### EXERCISE BRIEF
Gather every line in the records below that contains the word "system".

### DATA FOR PROCESSING
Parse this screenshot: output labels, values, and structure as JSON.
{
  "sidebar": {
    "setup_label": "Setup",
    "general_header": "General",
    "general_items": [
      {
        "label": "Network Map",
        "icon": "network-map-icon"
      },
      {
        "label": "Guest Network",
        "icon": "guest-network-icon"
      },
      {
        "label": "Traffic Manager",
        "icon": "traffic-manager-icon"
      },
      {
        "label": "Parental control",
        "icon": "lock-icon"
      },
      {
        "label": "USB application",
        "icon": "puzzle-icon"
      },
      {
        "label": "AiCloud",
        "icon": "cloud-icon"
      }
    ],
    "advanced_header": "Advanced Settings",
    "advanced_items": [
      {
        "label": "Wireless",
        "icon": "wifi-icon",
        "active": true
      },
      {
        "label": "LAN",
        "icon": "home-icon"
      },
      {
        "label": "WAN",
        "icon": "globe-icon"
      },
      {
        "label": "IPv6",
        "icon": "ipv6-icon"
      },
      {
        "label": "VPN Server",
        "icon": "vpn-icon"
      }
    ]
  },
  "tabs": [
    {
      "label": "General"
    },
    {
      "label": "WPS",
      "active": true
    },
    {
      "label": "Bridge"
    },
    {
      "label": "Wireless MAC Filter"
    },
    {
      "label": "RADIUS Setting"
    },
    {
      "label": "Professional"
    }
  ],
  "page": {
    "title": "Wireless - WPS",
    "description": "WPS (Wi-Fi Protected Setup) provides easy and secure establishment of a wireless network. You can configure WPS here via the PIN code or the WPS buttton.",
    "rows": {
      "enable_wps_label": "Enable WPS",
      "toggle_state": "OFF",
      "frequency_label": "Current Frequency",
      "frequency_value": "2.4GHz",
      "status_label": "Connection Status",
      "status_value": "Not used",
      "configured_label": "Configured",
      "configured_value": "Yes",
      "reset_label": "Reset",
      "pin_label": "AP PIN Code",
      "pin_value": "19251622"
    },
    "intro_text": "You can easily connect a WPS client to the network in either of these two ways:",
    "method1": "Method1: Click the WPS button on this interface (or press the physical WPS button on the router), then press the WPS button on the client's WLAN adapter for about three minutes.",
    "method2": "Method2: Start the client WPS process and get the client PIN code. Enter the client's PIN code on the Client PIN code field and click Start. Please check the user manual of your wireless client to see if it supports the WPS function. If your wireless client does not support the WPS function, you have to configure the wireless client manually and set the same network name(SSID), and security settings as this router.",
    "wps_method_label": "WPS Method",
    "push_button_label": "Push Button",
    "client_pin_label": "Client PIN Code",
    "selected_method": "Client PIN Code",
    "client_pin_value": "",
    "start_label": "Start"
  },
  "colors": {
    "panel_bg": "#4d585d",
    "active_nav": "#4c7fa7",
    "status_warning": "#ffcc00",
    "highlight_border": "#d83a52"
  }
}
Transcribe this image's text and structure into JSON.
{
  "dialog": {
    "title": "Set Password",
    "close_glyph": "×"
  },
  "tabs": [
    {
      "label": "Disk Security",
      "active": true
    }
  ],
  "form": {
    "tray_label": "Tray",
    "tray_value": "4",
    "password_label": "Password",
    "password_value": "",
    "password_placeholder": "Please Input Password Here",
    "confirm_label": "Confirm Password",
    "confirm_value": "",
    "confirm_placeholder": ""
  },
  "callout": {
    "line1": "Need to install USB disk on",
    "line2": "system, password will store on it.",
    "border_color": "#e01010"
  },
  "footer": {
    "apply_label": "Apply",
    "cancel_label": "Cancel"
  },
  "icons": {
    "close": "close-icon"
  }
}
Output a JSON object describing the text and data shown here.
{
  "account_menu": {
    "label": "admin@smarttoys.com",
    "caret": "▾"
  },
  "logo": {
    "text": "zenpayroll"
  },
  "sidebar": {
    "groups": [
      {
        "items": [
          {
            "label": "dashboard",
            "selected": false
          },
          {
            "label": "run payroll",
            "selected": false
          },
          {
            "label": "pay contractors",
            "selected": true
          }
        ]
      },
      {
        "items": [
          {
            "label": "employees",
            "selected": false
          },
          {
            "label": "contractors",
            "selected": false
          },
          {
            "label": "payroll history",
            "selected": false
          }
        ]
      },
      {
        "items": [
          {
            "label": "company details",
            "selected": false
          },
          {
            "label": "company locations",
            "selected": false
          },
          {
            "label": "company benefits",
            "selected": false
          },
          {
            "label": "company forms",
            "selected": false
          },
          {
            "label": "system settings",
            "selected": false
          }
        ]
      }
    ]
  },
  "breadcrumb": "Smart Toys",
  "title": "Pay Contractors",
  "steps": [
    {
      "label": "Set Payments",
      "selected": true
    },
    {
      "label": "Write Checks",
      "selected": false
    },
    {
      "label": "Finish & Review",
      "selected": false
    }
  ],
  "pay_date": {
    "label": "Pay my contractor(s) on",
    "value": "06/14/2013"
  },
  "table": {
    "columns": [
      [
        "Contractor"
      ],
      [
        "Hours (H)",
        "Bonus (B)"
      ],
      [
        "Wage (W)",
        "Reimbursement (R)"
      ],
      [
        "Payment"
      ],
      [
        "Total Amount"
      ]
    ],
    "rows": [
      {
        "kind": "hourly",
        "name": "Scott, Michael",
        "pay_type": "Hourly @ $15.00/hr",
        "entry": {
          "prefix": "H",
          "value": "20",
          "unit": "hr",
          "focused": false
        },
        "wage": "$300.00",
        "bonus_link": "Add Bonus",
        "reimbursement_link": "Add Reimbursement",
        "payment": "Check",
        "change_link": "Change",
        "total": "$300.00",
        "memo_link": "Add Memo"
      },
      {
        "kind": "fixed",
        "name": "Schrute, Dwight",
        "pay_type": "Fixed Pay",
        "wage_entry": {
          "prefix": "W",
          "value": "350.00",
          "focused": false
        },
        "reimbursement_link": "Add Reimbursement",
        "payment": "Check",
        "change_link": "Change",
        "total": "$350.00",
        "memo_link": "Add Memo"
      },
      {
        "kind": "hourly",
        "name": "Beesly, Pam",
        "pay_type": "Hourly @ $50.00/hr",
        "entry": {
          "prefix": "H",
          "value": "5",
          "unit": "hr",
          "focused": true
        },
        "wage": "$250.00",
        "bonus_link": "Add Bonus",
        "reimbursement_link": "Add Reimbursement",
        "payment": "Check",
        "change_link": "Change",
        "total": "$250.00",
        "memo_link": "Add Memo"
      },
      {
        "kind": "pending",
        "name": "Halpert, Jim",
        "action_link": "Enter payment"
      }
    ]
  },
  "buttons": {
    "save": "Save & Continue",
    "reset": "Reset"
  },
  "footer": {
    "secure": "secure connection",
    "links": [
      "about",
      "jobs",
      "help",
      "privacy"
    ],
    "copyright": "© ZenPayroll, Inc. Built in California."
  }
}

### WRITTEN SOLUTION
    "line2": "system, password will store on it.",
            "label": "system settings",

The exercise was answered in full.